==== Given text ====

Original(quelle) at: Part-Time Scientists Blog
Moon Day-/Nighttime Temperature Map; © by NASA
Roving on the moon can be a toasty experience, or a chilly one. The minimum temperature on the lunar surface is -183°C (90K) and the maximum +117°C (390K). This extreme environment can cause significant stresses to the technology used on the moon. One specific stress is due to exposure to the Sun’s radiation. During the lunar day, the Sun is shining from above and is also being partially reflected back up from the lunar surface. Ideally, we would like to keep as much of this heat as possible outside of the rover. In addition, there is heat being generated by the electronic components inside the rover. This heat must be transported to the rover’s surface where it can be radiated away. Thus, the rover should be designed so that the radiation from outside is reflected away while the heat from inside is brought to the surface and then radiated to open space. To understand how this is accomplished, we need to have a closer look at how most materials respond to heat and radiation.

==== Provided material ====

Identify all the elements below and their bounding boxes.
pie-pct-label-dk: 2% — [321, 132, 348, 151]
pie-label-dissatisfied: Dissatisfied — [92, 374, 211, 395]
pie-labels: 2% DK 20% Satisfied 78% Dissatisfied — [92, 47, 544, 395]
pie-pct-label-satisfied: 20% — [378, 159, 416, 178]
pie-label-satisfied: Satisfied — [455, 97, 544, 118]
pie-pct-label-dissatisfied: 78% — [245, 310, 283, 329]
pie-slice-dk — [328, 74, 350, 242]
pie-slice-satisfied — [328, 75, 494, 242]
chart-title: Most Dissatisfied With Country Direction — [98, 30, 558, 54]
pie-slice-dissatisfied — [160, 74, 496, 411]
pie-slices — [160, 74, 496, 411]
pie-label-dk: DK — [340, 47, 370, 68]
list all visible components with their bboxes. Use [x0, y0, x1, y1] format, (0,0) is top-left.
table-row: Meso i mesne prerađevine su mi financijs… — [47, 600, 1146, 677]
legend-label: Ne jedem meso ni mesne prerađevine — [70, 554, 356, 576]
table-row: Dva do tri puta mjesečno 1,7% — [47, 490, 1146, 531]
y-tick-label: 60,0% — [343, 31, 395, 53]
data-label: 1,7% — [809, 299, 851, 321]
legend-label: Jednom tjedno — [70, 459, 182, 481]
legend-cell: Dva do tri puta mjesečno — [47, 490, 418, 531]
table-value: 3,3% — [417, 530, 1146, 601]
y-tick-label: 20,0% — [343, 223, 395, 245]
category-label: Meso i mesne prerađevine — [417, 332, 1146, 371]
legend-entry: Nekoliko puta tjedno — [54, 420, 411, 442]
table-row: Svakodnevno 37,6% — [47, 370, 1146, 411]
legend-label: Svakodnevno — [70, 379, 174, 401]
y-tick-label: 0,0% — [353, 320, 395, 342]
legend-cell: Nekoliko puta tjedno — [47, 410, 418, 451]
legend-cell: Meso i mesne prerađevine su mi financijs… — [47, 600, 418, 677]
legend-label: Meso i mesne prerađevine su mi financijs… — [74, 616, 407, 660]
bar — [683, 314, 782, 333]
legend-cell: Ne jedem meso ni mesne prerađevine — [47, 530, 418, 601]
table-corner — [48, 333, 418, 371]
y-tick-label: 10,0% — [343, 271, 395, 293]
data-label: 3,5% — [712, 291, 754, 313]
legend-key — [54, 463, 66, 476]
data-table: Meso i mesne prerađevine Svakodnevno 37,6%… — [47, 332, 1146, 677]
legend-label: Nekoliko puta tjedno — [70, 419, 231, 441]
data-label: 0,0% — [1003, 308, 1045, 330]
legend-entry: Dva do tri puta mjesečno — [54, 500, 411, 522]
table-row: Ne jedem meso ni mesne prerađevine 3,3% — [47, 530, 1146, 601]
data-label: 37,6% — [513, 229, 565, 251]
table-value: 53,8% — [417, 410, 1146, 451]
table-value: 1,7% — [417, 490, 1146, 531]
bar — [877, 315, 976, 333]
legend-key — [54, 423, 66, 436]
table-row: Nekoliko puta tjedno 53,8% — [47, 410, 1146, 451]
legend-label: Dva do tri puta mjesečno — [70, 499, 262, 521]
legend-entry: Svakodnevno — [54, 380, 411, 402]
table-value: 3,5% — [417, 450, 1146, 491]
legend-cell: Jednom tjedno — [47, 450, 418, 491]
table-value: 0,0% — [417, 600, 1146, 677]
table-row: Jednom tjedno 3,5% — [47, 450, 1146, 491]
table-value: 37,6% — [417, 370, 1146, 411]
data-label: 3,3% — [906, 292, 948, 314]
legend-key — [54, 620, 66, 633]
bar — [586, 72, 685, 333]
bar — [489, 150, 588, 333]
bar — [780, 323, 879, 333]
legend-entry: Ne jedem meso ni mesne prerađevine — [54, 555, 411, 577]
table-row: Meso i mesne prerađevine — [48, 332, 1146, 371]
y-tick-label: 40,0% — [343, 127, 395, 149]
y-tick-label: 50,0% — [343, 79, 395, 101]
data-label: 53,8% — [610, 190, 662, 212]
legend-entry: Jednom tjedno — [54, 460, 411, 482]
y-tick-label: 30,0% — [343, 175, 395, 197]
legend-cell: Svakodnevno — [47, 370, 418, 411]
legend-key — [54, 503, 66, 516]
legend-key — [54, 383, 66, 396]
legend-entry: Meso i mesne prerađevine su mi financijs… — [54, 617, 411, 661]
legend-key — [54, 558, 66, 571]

====

_What you will do_.
1. According to the text about lunar temperatures, what is the minimum temperature on the lunar surface?
2. Summarize the text about lunar temperatures in two sentences.

_Task solutions_.
1. The minimum temperature on the lunar surface is -183°C (90K).

2. Temperatures on the lunar surface range from -183°C to +117°C, and this extreme environment can cause significant stresses to technology on the moon, including stress from exposure to the Sun's radiation. A rover should therefore be designed to reflect away radiation from outside while bringing heat generated by its internal electronics to the surface and radiating it to open space.